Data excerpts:
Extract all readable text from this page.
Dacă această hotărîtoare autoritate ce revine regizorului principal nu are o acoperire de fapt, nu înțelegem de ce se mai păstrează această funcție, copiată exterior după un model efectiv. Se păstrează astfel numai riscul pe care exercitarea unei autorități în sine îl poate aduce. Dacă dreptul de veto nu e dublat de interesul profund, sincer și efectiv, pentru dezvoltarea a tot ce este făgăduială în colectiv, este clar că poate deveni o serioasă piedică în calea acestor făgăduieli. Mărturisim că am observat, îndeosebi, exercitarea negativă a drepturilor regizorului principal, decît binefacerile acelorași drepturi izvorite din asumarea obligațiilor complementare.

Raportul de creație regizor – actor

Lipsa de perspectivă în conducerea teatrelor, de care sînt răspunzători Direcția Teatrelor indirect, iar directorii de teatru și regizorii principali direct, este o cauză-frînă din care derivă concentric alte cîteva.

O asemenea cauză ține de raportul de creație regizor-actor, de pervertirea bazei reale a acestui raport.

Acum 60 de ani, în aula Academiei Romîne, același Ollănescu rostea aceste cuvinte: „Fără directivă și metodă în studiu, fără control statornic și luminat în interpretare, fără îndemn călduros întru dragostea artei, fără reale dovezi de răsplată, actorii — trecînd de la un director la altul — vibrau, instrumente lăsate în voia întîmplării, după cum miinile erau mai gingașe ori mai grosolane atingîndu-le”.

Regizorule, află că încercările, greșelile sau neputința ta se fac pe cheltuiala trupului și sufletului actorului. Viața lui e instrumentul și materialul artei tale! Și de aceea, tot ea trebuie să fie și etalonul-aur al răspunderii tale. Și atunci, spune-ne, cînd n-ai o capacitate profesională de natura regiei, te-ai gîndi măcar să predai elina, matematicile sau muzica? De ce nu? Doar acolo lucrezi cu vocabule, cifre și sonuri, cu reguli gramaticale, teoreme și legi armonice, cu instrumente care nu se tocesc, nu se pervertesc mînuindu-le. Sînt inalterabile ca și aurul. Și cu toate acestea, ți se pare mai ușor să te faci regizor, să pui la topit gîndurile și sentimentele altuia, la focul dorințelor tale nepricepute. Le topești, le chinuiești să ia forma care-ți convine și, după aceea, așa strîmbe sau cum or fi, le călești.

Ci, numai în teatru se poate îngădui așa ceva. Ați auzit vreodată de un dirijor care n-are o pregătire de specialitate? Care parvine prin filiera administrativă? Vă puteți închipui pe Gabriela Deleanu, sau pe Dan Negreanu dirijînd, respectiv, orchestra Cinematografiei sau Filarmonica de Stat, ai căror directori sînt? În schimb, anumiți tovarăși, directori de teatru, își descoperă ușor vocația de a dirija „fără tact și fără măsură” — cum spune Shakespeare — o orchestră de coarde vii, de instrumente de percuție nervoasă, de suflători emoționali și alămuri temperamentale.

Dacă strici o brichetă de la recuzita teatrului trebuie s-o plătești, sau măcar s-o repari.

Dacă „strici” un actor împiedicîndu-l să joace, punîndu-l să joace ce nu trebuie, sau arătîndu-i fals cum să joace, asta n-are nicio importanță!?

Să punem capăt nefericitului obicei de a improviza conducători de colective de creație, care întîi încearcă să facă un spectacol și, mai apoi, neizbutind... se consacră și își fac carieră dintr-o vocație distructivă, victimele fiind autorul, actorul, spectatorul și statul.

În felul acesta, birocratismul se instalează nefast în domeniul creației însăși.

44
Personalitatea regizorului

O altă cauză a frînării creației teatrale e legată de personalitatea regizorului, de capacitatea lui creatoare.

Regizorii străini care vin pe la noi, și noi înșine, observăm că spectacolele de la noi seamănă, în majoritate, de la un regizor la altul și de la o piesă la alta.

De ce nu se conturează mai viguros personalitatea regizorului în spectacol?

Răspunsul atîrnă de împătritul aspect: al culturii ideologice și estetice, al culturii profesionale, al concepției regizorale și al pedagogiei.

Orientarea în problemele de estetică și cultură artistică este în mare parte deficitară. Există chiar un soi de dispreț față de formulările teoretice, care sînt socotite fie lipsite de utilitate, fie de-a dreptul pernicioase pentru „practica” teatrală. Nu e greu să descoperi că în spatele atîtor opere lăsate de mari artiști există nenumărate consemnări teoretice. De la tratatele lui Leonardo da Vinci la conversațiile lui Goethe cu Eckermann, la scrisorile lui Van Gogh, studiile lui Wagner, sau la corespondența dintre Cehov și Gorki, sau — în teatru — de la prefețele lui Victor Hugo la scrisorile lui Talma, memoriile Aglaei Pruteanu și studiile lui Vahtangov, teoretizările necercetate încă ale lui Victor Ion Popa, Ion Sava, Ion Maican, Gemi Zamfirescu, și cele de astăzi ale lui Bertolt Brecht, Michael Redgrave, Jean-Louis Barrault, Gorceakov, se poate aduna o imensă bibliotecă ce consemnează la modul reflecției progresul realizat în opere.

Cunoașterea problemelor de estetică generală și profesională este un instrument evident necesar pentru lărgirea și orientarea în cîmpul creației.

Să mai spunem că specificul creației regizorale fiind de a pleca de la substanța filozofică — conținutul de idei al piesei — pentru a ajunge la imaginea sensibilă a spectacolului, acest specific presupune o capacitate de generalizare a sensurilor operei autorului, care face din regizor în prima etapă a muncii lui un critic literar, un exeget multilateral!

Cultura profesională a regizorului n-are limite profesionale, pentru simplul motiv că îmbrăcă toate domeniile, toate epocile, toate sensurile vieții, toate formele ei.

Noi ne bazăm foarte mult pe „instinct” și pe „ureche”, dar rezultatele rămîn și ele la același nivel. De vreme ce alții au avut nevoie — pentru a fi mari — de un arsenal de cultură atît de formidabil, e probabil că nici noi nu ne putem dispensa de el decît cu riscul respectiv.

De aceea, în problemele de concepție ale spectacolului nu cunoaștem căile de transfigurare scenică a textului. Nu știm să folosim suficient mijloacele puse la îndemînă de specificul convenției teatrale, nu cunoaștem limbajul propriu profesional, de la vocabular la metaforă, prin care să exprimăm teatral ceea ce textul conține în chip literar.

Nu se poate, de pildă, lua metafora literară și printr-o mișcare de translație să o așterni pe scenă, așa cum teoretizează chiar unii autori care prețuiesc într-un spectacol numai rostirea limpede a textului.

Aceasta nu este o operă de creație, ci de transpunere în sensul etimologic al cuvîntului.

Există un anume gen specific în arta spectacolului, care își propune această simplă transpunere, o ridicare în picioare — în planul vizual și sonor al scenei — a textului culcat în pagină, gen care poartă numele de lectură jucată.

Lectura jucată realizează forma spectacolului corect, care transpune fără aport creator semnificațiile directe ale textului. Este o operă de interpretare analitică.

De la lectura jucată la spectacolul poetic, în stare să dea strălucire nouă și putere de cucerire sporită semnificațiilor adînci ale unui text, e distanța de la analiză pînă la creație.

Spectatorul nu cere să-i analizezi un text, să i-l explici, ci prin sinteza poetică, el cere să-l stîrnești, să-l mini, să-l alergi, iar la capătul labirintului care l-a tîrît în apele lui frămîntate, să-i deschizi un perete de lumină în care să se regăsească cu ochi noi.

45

Problem details - Filter the entries down to the lines containing "trebuie". Copy each of those lines.

Correct result -
Regizorule, află că încercările, greșelile sau neputința ta se fac pe cheltuiala trupului și sufletului actorului. Viața lui e instrumentul și materialul artei tale! Și de aceea, tot ea trebuie să fie și etalonul-aur al răspunderii tale. Și atunci, spune-ne, cînd n-ai o capacitate profesională de natura regiei, te-ai gîndi măcar să predai elina, matematicile sau muzica? De ce nu? Doar acolo lucrezi cu vocabule, cifre și sonuri, cu reguli gramaticale, teoreme și legi armonice, cu instrumente care nu se tocesc, nu se pervertesc mînuindu-le. Sînt inalterabile ca și aurul. Și cu toate acestea, ți se pare mai ușor să te faci regizor, să pui la topit gîndurile și sentimentele altuia, la focul dorințelor tale nepricepute. Le topești, le chinuiești să ia forma care-ți convine și, după aceea, așa strîmbe sau cum or fi, le călești.
Dacă strici o brichetă de la recuzita teatrului trebuie s-o plătești, sau măcar s-o repari.
Dacă „strici” un actor împiedicîndu-l să joace, punîndu-l să joace ce nu trebuie, sau arătîndu-i fals cum să joace, asta n-are nicio importanță!?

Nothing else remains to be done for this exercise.